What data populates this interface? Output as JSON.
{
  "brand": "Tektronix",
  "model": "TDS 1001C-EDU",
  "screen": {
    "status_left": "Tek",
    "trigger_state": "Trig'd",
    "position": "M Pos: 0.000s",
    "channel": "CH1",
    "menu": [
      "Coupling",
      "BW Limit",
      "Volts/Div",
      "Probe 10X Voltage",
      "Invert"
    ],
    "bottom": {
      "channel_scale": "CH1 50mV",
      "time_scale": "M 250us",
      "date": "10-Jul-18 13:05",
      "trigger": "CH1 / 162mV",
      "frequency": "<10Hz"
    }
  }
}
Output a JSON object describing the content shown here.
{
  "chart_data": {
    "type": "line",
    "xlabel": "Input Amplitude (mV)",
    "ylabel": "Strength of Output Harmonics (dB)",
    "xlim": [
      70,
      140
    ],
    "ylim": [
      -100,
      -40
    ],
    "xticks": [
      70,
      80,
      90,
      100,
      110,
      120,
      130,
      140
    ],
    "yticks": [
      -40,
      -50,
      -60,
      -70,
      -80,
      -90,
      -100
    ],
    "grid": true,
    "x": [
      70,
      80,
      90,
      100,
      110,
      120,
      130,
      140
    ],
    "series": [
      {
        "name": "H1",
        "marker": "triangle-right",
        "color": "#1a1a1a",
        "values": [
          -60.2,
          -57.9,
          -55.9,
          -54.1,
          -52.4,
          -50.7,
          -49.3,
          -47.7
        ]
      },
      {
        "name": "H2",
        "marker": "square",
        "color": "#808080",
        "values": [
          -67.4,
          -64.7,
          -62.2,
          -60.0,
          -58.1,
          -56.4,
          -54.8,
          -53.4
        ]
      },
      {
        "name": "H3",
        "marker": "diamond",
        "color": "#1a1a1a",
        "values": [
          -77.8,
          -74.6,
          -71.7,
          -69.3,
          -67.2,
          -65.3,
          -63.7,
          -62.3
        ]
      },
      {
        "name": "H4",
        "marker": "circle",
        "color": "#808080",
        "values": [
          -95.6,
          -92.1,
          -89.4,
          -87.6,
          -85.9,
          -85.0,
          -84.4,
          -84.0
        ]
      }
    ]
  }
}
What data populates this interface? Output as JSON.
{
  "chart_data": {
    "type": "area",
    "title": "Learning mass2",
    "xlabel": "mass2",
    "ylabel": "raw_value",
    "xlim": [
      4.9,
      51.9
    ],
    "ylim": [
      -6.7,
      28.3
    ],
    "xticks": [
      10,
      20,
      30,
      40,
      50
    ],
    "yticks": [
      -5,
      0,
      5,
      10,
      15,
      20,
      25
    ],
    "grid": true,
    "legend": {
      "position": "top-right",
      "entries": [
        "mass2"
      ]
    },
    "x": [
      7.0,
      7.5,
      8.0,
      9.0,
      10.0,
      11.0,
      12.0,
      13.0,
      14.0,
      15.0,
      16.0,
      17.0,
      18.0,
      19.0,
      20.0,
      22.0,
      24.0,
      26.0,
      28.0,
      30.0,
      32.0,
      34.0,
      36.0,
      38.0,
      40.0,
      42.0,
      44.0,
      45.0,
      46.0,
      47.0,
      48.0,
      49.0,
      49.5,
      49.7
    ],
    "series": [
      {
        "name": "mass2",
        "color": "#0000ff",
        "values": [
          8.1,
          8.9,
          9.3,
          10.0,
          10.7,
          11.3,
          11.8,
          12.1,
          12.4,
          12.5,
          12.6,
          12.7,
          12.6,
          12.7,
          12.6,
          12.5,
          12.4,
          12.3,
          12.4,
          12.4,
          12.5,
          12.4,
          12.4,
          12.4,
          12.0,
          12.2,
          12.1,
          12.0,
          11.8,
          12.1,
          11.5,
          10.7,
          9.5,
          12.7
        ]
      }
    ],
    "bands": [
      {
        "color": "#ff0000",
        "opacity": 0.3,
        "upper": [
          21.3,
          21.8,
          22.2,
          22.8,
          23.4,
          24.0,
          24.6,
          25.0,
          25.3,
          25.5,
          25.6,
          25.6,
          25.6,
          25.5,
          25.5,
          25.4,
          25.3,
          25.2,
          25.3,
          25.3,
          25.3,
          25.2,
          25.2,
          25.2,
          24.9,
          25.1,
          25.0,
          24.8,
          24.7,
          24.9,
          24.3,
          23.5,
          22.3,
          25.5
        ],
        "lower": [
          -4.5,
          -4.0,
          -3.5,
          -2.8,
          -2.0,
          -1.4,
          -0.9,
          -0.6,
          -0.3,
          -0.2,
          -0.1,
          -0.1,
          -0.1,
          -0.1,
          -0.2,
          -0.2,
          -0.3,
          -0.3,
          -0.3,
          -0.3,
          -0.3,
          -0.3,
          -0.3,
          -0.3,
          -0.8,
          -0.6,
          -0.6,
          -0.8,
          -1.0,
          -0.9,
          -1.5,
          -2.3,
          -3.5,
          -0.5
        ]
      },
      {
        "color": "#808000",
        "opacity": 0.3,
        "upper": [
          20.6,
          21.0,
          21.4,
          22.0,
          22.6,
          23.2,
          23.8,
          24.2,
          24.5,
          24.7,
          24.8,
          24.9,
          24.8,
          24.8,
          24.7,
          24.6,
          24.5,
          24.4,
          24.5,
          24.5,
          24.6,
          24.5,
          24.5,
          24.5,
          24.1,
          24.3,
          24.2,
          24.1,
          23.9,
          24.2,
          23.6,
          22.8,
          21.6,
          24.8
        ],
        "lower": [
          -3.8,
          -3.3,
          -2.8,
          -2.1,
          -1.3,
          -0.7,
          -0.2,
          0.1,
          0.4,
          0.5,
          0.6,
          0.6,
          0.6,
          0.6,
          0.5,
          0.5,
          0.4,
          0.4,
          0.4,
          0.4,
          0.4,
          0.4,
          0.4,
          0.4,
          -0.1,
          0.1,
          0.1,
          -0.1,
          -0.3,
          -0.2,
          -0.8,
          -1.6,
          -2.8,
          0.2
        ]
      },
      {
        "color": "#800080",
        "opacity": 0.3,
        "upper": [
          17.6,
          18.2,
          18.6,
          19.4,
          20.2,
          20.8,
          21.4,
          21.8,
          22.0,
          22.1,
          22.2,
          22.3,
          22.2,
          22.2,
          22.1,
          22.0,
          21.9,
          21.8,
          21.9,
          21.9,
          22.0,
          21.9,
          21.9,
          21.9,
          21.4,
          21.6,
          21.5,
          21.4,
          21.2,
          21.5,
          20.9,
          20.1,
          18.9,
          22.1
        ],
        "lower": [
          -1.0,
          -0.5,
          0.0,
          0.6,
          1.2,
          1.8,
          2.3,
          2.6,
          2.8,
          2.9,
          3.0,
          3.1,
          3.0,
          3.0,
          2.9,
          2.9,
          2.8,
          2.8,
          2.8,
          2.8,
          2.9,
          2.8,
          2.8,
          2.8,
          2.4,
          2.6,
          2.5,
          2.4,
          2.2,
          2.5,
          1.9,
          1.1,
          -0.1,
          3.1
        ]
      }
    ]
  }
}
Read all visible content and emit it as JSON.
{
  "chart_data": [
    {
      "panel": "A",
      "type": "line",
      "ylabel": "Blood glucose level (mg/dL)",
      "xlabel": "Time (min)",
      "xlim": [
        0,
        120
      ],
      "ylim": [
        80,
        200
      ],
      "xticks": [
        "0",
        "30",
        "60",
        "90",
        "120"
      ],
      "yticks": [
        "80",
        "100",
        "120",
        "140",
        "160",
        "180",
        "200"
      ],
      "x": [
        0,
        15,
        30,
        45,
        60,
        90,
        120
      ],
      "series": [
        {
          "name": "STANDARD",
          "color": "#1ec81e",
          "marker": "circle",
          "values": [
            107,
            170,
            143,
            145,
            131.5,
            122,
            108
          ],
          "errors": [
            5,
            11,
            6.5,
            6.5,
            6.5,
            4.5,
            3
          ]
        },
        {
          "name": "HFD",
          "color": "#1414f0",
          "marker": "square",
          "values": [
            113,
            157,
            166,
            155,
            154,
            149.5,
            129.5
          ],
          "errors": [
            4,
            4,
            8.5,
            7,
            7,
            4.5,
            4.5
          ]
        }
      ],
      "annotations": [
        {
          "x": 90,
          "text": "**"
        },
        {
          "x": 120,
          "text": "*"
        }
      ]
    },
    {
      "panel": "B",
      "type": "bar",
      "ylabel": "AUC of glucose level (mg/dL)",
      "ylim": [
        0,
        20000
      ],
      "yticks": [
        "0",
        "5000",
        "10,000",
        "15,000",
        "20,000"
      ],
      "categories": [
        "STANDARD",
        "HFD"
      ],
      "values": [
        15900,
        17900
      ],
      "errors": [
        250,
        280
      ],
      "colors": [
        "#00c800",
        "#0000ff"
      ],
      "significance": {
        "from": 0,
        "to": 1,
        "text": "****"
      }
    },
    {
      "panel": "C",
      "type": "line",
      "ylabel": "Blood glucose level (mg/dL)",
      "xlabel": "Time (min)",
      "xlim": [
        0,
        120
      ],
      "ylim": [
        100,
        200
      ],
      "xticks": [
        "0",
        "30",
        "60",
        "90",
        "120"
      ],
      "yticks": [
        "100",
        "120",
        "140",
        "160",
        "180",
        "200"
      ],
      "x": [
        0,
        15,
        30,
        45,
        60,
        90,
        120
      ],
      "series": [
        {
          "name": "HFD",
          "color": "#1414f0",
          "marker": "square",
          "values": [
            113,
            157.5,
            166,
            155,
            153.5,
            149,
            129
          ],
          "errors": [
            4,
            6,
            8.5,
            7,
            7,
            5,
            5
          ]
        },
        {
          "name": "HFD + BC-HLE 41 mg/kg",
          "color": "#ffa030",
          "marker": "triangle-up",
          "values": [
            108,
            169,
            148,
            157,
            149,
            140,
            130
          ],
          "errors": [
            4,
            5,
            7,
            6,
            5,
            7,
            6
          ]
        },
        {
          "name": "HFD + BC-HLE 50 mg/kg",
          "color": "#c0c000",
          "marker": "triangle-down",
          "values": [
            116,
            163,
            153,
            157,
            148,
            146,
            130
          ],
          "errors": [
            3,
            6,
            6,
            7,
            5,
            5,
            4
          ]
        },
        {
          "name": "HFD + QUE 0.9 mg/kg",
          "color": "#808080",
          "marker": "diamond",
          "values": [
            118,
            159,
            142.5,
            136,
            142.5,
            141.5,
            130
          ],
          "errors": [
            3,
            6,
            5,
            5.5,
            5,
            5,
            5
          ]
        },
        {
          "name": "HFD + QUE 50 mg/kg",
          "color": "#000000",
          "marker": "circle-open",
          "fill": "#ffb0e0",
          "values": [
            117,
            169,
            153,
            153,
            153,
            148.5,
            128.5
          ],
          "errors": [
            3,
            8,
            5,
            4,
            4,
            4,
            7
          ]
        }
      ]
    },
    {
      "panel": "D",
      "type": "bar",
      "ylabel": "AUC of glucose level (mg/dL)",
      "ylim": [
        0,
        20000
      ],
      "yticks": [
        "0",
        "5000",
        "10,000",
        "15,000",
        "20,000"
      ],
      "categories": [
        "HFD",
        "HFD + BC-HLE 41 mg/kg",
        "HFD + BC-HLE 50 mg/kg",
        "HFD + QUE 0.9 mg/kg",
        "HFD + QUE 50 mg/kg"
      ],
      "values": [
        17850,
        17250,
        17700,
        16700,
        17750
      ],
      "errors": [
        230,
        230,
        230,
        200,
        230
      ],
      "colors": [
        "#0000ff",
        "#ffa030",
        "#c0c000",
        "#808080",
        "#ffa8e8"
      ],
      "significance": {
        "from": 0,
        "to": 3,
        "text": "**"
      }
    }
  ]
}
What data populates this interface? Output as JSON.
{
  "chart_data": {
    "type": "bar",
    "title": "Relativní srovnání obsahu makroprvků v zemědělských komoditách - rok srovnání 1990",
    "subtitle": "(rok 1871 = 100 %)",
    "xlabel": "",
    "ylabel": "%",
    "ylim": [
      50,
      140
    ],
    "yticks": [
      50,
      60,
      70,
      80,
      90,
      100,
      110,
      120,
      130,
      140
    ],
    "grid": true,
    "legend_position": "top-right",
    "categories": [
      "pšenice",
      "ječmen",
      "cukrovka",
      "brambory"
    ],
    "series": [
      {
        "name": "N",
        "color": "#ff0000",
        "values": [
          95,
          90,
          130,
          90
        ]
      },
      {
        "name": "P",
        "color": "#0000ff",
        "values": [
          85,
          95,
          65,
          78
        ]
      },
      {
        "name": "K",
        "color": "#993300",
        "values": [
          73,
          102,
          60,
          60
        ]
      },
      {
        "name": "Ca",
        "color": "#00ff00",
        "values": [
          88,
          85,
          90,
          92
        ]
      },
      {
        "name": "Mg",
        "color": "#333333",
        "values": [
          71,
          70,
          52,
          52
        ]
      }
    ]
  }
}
◆ ◆ ◆
● **Task description**
Which lines of the data above contain "content"? Copy each one.

● **Task response**
Output a JSON object describing the content shown here.
Read all visible content and emit it as JSON.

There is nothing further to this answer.